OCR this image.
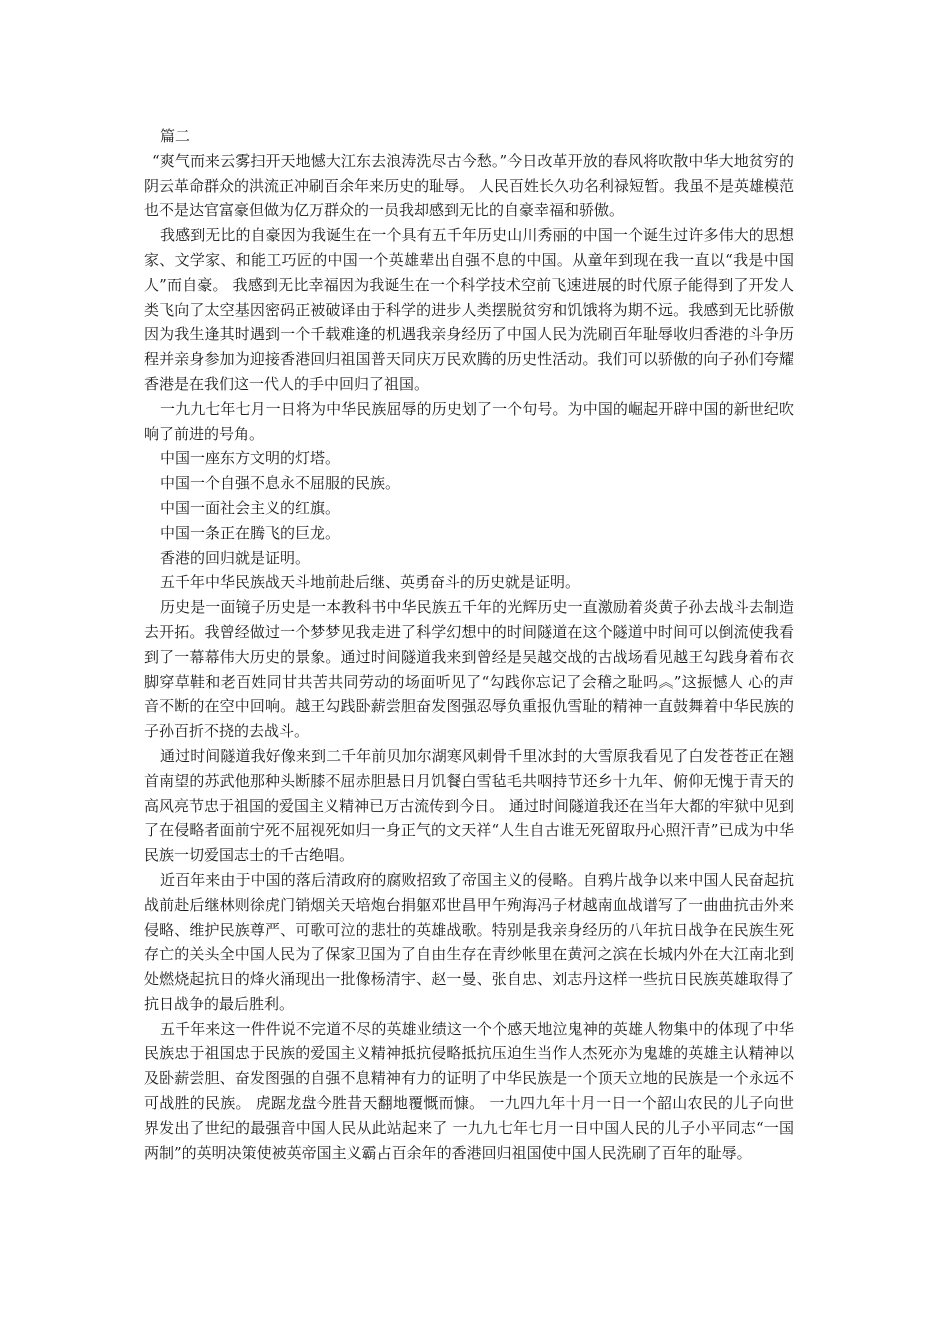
篇二

“爽气而来云雾扫开天地憾大江东去浪涛洗尽古今愁。”今日改革开放的春风将吹散中华大地贫穷的阴云革命群众的洪流正冲刷百余年来历史的耻辱。 人民百姓长久功名利禄短暂。我虽不是英雄模范也不是达官富豪但做为亿万群众的一员我却感到无比的自豪幸福和骄傲。

我感到无比的自豪因为我诞生在一个具有五千年历史山川秀丽的中国一个诞生过许多伟大的思想家、文学家、和能工巧匠的中国一个英雄辈出自强不息的中国。从童年到现在我一直以“我是中国人”而自豪。 我感到无比幸福因为我诞生在一个科学技术空前飞速进展的时代原子能得到了开发人类飞向了太空基因密码正被破译由于科学的进步人类摆脱贫穷和饥饿将为期不远。我感到无比骄傲因为我生逢其时遇到一个千载难逢的机遇我亲身经历了中国人民为洗刷百年耻辱收归香港的斗争历程并亲身参加为迎接香港回归祖国普天同庆万民欢腾的历史性活动。我们可以骄傲的向子孙们夸耀香港是在我们这一代人的手中回归了祖国。

一九九七年七月一日将为中华民族屈辱的历史划了一个句号。为中国的崛起开辟中国的新世纪吹响了前进的号角。

中国一座东方文明的灯塔。

中国一个自强不息永不屈服的民族。

中国一面社会主义的红旗。

中国一条正在腾飞的巨龙。

香港的回归就是证明。

五千年中华民族战天斗地前赴后继、英勇奋斗的历史就是证明。

历史是一面镜子历史是一本教科书中华民族五千年的光辉历史一直激励着炎黄子孙去战斗去制造去开拓。我曾经做过一个梦梦见我走进了科学幻想中的时间隧道在这个隧道中时间可以倒流使我看到了一幕幕伟大历史的景象。通过时间隧道我来到曾经是吴越交战的古战场看见越王勾践身着布衣脚穿草鞋和老百姓同甘共苦共同劳动的场面听见了“勾践你忘记了会稽之耻吗︽”这振憾人 心的声音不断的在空中回响。越王勾践卧薪尝胆奋发图强忍辱负重报仇雪耻的精神一直鼓舞着中华民族的子孙百折不挠的去战斗。

通过时间隧道我好像来到二千年前贝加尔湖寒风刺骨千里冰封的大雪原我看见了白发苍苍正在翘首南望的苏武他那种头断膝不屈赤胆悬日月饥餐白雪毡毛共咽持节还乡十九年、俯仰无愧于青天的高风亮节忠于祖国的爱国主义精神已万古流传到今日。 通过时间隧道我还在当年大都的牢狱中见到了在侵略者面前宁死不屈视死如归一身正气的文天祥“人生自古谁无死留取丹心照汗青”已成为中华民族一切爱国志士的千古绝唱。

近百年来由于中国的落后清政府的腐败招致了帝国主义的侵略。自鸦片战争以来中国人民奋起抗战前赴后继林则徐虎门销烟关天培炮台捐躯邓世昌甲午殉海冯子材越南血战谱写了一曲曲抗击外来侵略、维护民族尊严、可歌可泣的悲壮的英雄战歌。特别是我亲身经历的八年抗日战争在民族生死存亡的关头全中国人民为了保家卫国为了自由生存在青纱帐里在黄河之滨在长城内外在大江南北到处燃烧起抗日的烽火涌现出一批像杨清宇、赵一曼、张自忠、刘志丹这样一些抗日民族英雄取得了抗日战争的最后胜利。

五千年来这一件件说不完道不尽的英雄业绩这一个个感天地泣鬼神的英雄人物集中的体现了中华民族忠于祖国忠于民族的爱国主义精神抵抗侵略抵抗压迫生当作人杰死亦为鬼雄的英雄主认精神以及卧薪尝胆、奋发图强的自强不息精神有力的证明了中华民族是一个顶天立地的民族是一个永远不可战胜的民族。 虎踞龙盘今胜昔天翻地覆慨而慷。 一九四九年十月一日一个韶山农民的儿子向世界发出了世纪的最强音中国人民从此站起来了 一九九七年七月一日中国人民的儿子小平同志“一国两制”的英明决策使被英帝国主义霸占百余年的香港回归祖国使中国人民洗刷了百年的耻辱。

• What is required: Repeat the material above in full and unchanged, minus its images.

• Output for this task:
OCR this image.
篇二

“爽气而来云雾扫开天地憾大江东去浪涛洗尽古今愁。”今日改革开放的春风将吹散中华大地贫穷的阴云革命群众的洪流正冲刷百余年来历史的耻辱。 人民百姓长久功名利禄短暂。我虽不是英雄模范也不是达官富豪但做为亿万群众的一员我却感到无比的自豪幸福和骄傲。

我感到无比的自豪因为我诞生在一个具有五千年历史山川秀丽的中国一个诞生过许多伟大的思想家、文学家、和能工巧匠的中国一个英雄辈出自强不息的中国。从童年到现在我一直以“我是中国人”而自豪。 我感到无比幸福因为我诞生在一个科学技术空前飞速进展的时代原子能得到了开发人类飞向了太空基因密码正被破译由于科学的进步人类摆脱贫穷和饥饿将为期不远。我感到无比骄傲因为我生逢其时遇到一个千载难逢的机遇我亲身经历了中国人民为洗刷百年耻辱收归香港的斗争历程并亲身参加为迎接香港回归祖国普天同庆万民欢腾的历史性活动。我们可以骄傲的向子孙们夸耀香港是在我们这一代人的手中回归了祖国。

一九九七年七月一日将为中华民族屈辱的历史划了一个句号。为中国的崛起开辟中国的新世纪吹响了前进的号角。

中国一座东方文明的灯塔。

中国一个自强不息永不屈服的民族。

中国一面社会主义的红旗。

中国一条正在腾飞的巨龙。

香港的回归就是证明。

五千年中华民族战天斗地前赴后继、英勇奋斗的历史就是证明。

历史是一面镜子历史是一本教科书中华民族五千年的光辉历史一直激励着炎黄子孙去战斗去制造去开拓。我曾经做过一个梦梦见我走进了科学幻想中的时间隧道在这个隧道中时间可以倒流使我看到了一幕幕伟大历史的景象。通过时间隧道我来到曾经是吴越交战的古战场看见越王勾践身着布衣脚穿草鞋和老百姓同甘共苦共同劳动的场面听见了“勾践你忘记了会稽之耻吗︽”这振憾人 心的声音不断的在空中回响。越王勾践卧薪尝胆奋发图强忍辱负重报仇雪耻的精神一直鼓舞着中华民族的子孙百折不挠的去战斗。

通过时间隧道我好像来到二千年前贝加尔湖寒风刺骨千里冰封的大雪原我看见了白发苍苍正在翘首南望的苏武他那种头断膝不屈赤胆悬日月饥餐白雪毡毛共咽持节还乡十九年、俯仰无愧于青天的高风亮节忠于祖国的爱国主义精神已万古流传到今日。 通过时间隧道我还在当年大都的牢狱中见到了在侵略者面前宁死不屈视死如归一身正气的文天祥“人生自古谁无死留取丹心照汗青”已成为中华民族一切爱国志士的千古绝唱。

近百年来由于中国的落后清政府的腐败招致了帝国主义的侵略。自鸦片战争以来中国人民奋起抗战前赴后继林则徐虎门销烟关天培炮台捐躯邓世昌甲午殉海冯子材越南血战谱写了一曲曲抗击外来侵略、维护民族尊严、可歌可泣的悲壮的英雄战歌。特别是我亲身经历的八年抗日战争在民族生死存亡的关头全中国人民为了保家卫国为了自由生存在青纱帐里在黄河之滨在长城内外在大江南北到处燃烧起抗日的烽火涌现出一批像杨清宇、赵一曼、张自忠、刘志丹这样一些抗日民族英雄取得了抗日战争的最后胜利。

五千年来这一件件说不完道不尽的英雄业绩这一个个感天地泣鬼神的英雄人物集中的体现了中华民族忠于祖国忠于民族的爱国主义精神抵抗侵略抵抗压迫生当作人杰死亦为鬼雄的英雄主认精神以及卧薪尝胆、奋发图强的自强不息精神有力的证明了中华民族是一个顶天立地的民族是一个永远不可战胜的民族。 虎踞龙盘今胜昔天翻地覆慨而慷。 一九四九年十月一日一个韶山农民的儿子向世界发出了世纪的最强音中国人民从此站起来了 一九九七年七月一日中国人民的儿子小平同志“一国两制”的英明决策使被英帝国主义霸占百余年的香港回归祖国使中国人民洗刷了百年的耻辱。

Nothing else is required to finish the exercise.